• **Prompt**
Copy out every line of the listing from the one containing "Annotate this image: element" down to the one containing "import-value: 606,846 <box>416", keeping each character unchanged.
─── Listed records ───
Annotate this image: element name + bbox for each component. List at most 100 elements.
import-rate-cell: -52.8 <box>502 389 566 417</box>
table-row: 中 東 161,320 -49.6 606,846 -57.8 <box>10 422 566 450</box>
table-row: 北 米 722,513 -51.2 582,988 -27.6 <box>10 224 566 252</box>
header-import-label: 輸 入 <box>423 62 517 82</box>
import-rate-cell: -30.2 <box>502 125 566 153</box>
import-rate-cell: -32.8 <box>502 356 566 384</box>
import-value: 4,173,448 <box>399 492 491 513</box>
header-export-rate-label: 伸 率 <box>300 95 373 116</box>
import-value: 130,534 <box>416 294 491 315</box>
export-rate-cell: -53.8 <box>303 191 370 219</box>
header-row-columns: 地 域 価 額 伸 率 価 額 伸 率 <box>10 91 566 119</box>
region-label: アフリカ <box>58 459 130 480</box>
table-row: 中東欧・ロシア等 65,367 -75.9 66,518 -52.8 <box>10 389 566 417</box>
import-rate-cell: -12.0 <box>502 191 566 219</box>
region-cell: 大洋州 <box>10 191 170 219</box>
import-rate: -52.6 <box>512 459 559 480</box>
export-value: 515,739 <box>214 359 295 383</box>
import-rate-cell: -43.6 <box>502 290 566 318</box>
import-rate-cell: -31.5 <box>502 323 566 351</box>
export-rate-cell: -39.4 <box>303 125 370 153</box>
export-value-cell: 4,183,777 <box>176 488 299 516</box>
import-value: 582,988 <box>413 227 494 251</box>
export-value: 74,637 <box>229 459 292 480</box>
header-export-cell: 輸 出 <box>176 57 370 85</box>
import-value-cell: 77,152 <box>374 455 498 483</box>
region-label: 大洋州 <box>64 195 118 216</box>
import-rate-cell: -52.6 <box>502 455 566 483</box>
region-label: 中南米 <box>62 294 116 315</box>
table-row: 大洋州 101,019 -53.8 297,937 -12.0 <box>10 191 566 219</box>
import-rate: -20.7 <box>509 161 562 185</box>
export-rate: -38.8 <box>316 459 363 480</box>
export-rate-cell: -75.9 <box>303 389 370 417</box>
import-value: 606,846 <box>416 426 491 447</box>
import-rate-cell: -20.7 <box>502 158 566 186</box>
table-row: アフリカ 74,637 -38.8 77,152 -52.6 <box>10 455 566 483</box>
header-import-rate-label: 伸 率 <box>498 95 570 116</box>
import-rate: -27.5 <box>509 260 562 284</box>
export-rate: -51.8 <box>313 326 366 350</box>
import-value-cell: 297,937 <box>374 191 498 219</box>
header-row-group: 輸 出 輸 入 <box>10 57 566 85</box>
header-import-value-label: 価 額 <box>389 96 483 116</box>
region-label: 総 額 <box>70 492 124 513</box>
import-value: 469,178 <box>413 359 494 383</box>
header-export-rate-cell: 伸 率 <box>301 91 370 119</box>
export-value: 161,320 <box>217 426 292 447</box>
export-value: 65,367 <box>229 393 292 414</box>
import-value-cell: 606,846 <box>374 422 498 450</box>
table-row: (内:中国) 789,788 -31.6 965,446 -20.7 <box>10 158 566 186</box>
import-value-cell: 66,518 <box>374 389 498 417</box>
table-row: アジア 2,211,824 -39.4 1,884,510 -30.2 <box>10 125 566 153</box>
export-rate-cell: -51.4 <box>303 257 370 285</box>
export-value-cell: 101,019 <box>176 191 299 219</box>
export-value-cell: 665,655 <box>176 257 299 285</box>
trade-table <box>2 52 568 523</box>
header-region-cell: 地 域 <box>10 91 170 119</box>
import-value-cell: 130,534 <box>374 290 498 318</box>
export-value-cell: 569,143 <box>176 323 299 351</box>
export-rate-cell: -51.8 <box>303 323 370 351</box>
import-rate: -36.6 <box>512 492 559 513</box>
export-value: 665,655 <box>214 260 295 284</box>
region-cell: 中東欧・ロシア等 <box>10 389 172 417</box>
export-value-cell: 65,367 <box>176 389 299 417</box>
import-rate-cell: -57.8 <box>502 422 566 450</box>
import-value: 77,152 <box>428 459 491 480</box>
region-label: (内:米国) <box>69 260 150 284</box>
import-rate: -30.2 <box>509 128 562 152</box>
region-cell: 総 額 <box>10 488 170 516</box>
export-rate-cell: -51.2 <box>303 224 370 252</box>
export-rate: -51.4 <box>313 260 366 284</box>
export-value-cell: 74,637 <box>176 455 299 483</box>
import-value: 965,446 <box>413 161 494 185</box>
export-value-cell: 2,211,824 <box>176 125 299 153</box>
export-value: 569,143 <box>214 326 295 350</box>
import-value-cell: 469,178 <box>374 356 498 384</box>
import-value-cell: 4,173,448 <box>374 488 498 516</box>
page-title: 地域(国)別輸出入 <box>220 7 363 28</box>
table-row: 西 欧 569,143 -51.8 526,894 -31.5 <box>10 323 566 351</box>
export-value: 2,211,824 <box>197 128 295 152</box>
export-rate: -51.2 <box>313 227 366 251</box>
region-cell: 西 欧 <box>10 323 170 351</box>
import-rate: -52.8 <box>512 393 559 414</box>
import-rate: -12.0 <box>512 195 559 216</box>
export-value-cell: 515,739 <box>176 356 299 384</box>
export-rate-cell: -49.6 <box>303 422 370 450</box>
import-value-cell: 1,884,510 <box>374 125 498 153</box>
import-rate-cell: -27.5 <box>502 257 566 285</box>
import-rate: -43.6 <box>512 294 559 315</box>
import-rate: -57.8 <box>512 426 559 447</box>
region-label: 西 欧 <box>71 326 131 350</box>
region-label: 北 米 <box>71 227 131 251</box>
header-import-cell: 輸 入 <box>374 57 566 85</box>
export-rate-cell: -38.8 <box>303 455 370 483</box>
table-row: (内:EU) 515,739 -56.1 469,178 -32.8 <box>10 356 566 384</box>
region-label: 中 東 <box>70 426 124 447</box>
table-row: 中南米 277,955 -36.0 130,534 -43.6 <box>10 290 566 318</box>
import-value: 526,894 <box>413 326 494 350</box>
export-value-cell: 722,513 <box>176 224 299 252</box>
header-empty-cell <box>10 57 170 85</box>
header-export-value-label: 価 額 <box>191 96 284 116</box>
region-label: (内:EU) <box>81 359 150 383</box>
───
─── Listed records ───
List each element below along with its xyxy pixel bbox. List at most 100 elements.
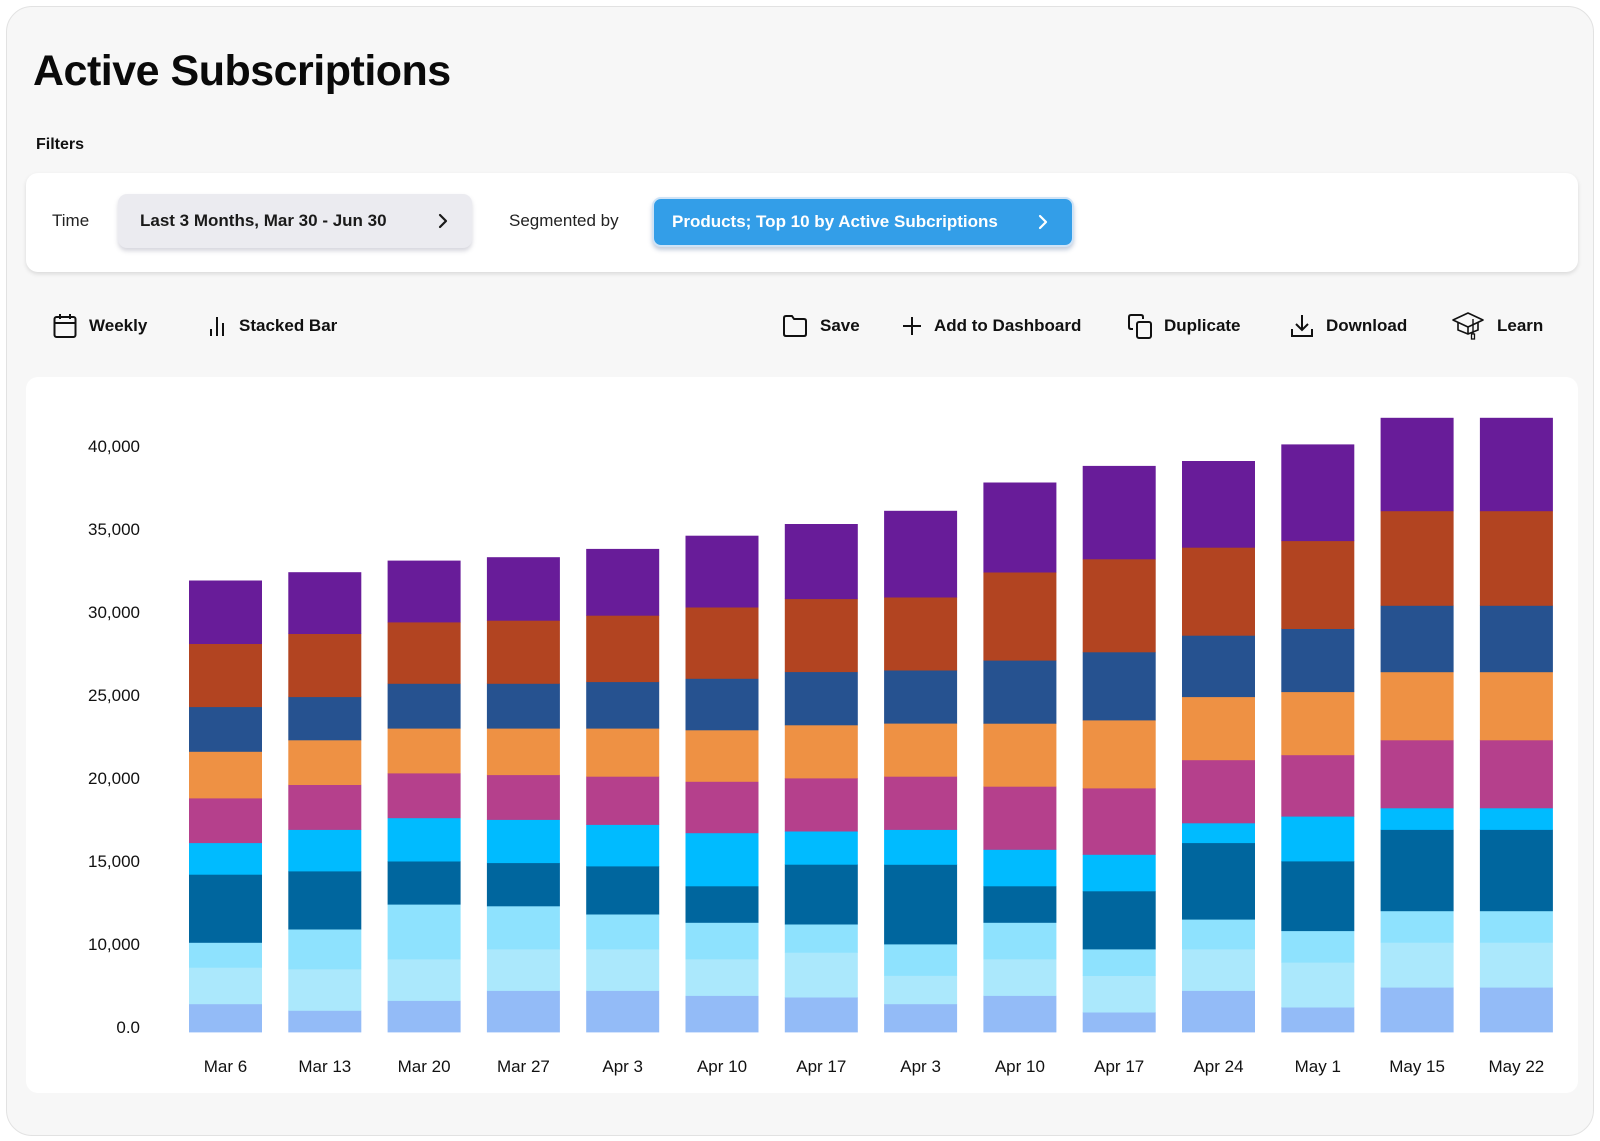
───
• **Right answer**
Annotate this image: element name + bbox for each component. List at most 100 elements.
import-rate-cell: -52.8 <box>502 389 566 417</box>
table-row: 中 東 161,320 -49.6 606,846 -57.8 <box>10 422 566 450</box>
table-row: 北 米 722,513 -51.2 582,988 -27.6 <box>10 224 566 252</box>
header-import-label: 輸 入 <box>423 62 517 82</box>
import-rate-cell: -30.2 <box>502 125 566 153</box>
import-rate-cell: -32.8 <box>502 356 566 384</box>
import-value: 4,173,448 <box>399 492 491 513</box>
header-export-rate-label: 伸 率 <box>300 95 373 116</box>
import-value: 130,534 <box>416 294 491 315</box>
export-rate-cell: -53.8 <box>303 191 370 219</box>
header-row-columns: 地 域 価 額 伸 率 価 額 伸 率 <box>10 91 566 119</box>
region-label: アフリカ <box>58 459 130 480</box>
table-row: 中東欧・ロシア等 65,367 -75.9 66,518 -52.8 <box>10 389 566 417</box>
import-rate-cell: -12.0 <box>502 191 566 219</box>
region-cell: 大洋州 <box>10 191 170 219</box>
import-rate: -52.6 <box>512 459 559 480</box>
export-value: 515,739 <box>214 359 295 383</box>
import-rate-cell: -43.6 <box>502 290 566 318</box>
import-rate-cell: -31.5 <box>502 323 566 351</box>
export-rate-cell: -39.4 <box>303 125 370 153</box>
export-value-cell: 4,183,777 <box>176 488 299 516</box>
import-value: 582,988 <box>413 227 494 251</box>
export-value: 74,637 <box>229 459 292 480</box>
header-export-cell: 輸 出 <box>176 57 370 85</box>
import-value-cell: 77,152 <box>374 455 498 483</box>
region-label: 大洋州 <box>64 195 118 216</box>
import-rate-cell: -52.6 <box>502 455 566 483</box>
region-label: 中南米 <box>62 294 116 315</box>
table-row: 大洋州 101,019 -53.8 297,937 -12.0 <box>10 191 566 219</box>
import-rate: -20.7 <box>509 161 562 185</box>
export-rate: -38.8 <box>316 459 363 480</box>
export-rate-cell: -75.9 <box>303 389 370 417</box>
import-value: 606,846 <box>416 426 491 447</box>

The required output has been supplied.